>> begin Supplied data
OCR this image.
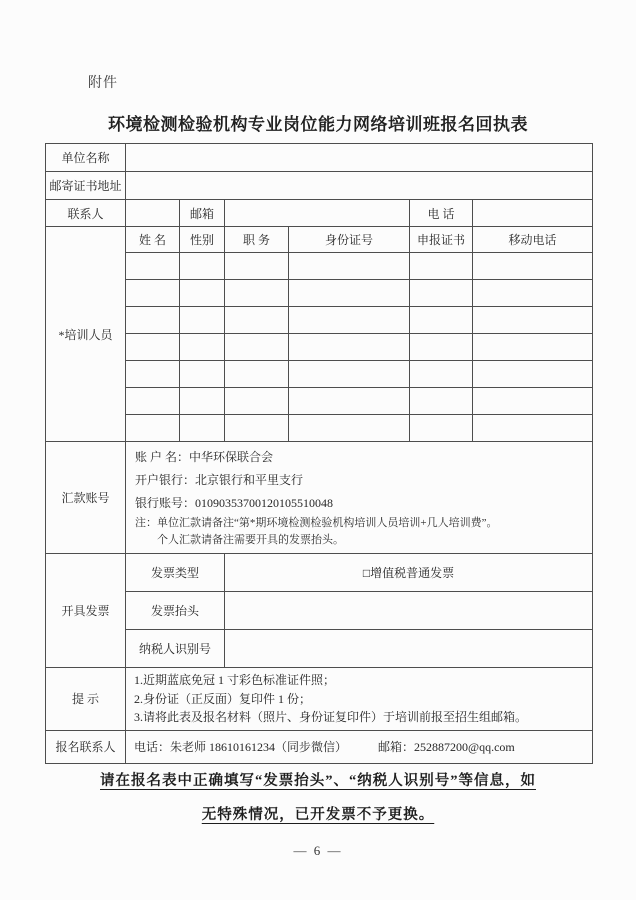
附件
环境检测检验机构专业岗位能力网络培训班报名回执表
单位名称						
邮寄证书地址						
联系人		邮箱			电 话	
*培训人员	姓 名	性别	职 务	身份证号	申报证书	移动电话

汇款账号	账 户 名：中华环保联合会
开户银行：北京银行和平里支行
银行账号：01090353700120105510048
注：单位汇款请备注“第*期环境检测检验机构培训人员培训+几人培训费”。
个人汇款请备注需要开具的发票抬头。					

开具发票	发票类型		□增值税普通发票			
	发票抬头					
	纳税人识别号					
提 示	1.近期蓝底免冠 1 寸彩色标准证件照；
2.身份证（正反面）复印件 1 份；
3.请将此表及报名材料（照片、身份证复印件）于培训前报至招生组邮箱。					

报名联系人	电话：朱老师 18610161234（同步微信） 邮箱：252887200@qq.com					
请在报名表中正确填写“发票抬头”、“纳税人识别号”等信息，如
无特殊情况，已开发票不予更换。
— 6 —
>> end Supplied data
>> begin Supplied data
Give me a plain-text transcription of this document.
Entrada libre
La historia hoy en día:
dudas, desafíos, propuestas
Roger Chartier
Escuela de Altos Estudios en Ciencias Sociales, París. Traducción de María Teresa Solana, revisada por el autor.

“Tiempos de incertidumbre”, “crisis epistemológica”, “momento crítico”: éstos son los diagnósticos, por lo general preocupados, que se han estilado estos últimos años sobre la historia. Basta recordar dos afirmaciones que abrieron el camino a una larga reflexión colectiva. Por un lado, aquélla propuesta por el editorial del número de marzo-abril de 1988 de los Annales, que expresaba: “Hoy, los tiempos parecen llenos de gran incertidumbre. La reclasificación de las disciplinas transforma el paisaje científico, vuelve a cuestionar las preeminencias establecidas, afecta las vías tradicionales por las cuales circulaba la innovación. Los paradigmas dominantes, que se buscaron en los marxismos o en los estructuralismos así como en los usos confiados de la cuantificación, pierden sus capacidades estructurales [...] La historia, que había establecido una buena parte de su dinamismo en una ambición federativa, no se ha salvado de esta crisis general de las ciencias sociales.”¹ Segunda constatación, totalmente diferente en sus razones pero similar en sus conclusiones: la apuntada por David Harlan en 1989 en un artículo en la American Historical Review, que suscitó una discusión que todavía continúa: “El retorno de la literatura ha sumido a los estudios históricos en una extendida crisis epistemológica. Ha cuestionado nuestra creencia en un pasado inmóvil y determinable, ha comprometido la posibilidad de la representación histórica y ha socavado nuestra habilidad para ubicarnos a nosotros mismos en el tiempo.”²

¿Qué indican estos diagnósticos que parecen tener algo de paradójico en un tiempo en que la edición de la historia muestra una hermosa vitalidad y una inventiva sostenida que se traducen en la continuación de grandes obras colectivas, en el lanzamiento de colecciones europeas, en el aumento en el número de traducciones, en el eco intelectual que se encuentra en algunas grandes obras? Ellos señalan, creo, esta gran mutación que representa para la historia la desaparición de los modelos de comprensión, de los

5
>> end Supplied data
>> begin Supplied data
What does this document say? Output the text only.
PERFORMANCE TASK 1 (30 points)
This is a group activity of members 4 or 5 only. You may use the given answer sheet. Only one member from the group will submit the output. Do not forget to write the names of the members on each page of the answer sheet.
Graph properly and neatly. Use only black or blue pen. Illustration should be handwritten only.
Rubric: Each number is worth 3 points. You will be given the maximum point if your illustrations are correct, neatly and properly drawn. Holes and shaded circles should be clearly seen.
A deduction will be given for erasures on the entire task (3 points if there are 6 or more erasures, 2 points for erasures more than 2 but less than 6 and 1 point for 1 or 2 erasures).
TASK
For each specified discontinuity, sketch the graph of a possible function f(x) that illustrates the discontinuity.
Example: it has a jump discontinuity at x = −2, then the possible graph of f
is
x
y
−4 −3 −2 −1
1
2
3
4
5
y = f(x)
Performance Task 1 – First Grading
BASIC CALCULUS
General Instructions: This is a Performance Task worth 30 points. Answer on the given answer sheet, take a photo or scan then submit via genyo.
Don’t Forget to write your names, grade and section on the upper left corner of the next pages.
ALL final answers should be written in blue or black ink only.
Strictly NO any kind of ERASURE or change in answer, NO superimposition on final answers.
>> end Supplied data
§ **Exercise task**
Look through the entries above; copy each line where the string "estos" appears.

§ **Exercise answer**
“Tiempos de incertidumbre”, “crisis epistemológica”, “momento crítico”: éstos son los diagnósticos, por lo general preocupados, que se han estilado estos últimos años sobre la historia. Basta recordar dos afirmaciones que abrieron el camino a una larga reflexión colectiva. Por un lado, aquélla propuesta por el editorial del número de marzo-abril de 1988 de los Annales, que expresaba: “Hoy, los tiempos parecen llenos de gran incertidumbre. La reclasificación de las disciplinas transforma el paisaje científico, vuelve a cuestionar las preeminencias establecidas, afecta las vías tradicionales por las cuales circulaba la innovación. Los paradigmas dominantes, que se buscaron en los marxismos o en los estructuralismos así como en los usos confiados de la cuantificación, pierden sus capacidades estructurales [...] La historia, que había establecido una buena parte de su dinamismo en una ambición federativa, no se ha salvado de esta crisis general de las ciencias sociales.”¹ Segunda constatación, totalmente diferente en sus razones pero similar en sus conclusiones: la apuntada por David Harlan en 1989 en un artículo en la American Historical Review, que suscitó una discusión que todavía continúa: “El retorno de la literatura ha sumido a los estudios históricos en una extendida crisis epistemológica. Ha cuestionado nuestra creencia en un pasado inmóvil y determinable, ha comprometido la posibilidad de la representación histórica y ha socavado nuestra habilidad para ubicarnos a nosotros mismos en el tiempo.”²
¿Qué indican estos diagnósticos que parecen tener algo de paradójico en un tiempo en que la edición de la historia muestra una hermosa vitalidad y una inventiva sostenida que se traducen en la continuación de grandes obras colectivas, en el lanzamiento de colecciones europeas, en el aumento en el número de traducciones, en el eco intelectual que se encuentra en algunas grandes obras? Ellos señalan, creo, esta gran mutación que representa para la historia la desaparición de los modelos de comprensión, de los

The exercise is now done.